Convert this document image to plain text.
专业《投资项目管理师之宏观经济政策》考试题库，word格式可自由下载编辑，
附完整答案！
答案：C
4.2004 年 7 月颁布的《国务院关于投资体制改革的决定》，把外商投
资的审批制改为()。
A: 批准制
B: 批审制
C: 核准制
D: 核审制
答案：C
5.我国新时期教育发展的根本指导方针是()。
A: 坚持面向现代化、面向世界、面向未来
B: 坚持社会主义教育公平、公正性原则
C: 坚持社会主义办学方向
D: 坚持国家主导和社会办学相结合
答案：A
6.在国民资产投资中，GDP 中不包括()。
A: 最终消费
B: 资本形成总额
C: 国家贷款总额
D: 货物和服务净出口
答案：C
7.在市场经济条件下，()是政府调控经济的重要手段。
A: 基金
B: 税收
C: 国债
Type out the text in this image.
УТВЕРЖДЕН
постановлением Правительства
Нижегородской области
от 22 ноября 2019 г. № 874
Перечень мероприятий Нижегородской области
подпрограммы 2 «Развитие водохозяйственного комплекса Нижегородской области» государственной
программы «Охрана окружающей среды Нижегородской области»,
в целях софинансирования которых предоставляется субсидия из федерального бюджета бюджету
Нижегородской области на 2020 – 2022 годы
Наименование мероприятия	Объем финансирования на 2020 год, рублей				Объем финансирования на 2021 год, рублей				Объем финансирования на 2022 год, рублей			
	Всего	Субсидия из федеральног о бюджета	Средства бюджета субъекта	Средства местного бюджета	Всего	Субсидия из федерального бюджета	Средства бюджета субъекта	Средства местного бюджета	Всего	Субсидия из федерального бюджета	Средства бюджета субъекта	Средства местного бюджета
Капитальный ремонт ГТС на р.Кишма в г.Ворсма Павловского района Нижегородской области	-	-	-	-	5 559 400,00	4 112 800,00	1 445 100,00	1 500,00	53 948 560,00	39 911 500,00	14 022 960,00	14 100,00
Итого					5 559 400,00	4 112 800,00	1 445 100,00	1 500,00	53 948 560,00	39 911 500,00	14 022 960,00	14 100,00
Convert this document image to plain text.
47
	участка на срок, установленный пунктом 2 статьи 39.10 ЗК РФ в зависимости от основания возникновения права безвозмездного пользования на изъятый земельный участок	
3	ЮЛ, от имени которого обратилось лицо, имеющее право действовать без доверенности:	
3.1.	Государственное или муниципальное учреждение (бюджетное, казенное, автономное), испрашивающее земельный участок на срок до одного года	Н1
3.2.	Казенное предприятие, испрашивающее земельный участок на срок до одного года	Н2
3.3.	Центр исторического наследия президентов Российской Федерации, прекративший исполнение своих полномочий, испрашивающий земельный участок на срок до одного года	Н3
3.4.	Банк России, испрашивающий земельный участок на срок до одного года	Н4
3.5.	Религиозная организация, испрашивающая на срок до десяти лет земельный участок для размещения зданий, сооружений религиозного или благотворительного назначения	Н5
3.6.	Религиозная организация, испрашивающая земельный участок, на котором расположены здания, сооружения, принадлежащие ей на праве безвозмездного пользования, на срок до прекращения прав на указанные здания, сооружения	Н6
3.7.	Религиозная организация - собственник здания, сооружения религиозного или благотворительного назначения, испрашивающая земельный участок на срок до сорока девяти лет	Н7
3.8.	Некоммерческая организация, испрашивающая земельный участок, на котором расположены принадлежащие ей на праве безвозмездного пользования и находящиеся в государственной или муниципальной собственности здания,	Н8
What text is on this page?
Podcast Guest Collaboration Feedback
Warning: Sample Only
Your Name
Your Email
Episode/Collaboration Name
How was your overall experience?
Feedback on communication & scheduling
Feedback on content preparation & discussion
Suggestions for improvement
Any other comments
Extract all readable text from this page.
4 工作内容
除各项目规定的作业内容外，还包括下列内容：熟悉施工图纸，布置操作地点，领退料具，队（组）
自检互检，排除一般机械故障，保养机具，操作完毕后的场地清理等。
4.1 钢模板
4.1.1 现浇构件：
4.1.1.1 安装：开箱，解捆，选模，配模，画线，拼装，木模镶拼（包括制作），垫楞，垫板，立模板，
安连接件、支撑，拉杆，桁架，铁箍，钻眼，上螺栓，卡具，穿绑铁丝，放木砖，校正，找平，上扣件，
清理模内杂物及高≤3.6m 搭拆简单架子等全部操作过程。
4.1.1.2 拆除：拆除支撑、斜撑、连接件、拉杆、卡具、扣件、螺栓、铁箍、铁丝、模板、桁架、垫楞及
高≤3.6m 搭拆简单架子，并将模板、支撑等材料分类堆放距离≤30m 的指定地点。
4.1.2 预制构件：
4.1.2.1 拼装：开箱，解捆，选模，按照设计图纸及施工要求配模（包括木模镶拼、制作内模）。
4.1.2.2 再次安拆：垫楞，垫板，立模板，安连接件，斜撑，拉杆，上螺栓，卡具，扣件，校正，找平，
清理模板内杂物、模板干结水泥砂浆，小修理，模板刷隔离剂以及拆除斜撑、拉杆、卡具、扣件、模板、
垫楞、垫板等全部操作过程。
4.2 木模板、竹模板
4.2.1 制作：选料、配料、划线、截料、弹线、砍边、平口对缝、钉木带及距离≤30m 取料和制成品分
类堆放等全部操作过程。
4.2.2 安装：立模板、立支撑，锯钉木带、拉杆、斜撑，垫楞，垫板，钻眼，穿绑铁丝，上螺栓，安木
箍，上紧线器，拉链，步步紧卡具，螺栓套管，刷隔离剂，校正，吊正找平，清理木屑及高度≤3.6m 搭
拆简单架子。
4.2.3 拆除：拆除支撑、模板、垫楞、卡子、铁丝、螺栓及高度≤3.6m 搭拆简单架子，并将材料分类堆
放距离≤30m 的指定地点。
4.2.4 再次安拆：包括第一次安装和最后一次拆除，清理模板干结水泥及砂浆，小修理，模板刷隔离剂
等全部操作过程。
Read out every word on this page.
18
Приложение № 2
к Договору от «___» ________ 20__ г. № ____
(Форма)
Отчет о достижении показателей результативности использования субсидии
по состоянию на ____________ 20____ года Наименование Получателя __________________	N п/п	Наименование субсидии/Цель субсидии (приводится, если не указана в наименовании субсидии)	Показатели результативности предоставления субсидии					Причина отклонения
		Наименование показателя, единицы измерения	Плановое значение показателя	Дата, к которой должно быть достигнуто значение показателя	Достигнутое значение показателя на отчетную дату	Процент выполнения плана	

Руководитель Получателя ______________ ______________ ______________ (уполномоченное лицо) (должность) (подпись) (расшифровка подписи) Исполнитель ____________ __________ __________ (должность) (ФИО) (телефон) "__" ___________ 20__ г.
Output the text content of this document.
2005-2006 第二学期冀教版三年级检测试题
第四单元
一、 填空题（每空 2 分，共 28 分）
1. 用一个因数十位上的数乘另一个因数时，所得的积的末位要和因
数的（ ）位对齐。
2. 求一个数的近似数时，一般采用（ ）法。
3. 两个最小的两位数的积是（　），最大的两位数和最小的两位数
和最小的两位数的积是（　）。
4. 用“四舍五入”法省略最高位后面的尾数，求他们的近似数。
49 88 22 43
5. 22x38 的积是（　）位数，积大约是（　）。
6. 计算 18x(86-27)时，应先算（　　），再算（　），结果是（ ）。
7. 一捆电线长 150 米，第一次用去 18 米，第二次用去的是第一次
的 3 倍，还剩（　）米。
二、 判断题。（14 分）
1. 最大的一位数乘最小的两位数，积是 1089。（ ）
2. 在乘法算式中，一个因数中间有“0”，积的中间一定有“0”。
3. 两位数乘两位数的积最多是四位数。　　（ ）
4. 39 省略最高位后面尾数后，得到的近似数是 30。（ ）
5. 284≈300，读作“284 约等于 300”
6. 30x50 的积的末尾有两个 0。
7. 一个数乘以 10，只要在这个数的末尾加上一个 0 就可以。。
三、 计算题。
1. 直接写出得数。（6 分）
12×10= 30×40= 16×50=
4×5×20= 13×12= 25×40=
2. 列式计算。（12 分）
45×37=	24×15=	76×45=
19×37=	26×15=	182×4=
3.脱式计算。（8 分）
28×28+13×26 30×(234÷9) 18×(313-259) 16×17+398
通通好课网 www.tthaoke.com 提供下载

• [PROBLEM DESCRIPTION] Using the entries above, return each line that includes the word "拆除支撑".

• [WRITTEN SOLUTION]
4.1.1.2 拆除：拆除支撑、斜撑、连接件、拉杆、卡具、扣件、螺栓、铁箍、铁丝、模板、桁架、垫楞及
4.2.3 拆除：拆除支撑、模板、垫楞、卡子、铁丝、螺栓及高度≤3.6m 搭拆简单架子，并将材料分类堆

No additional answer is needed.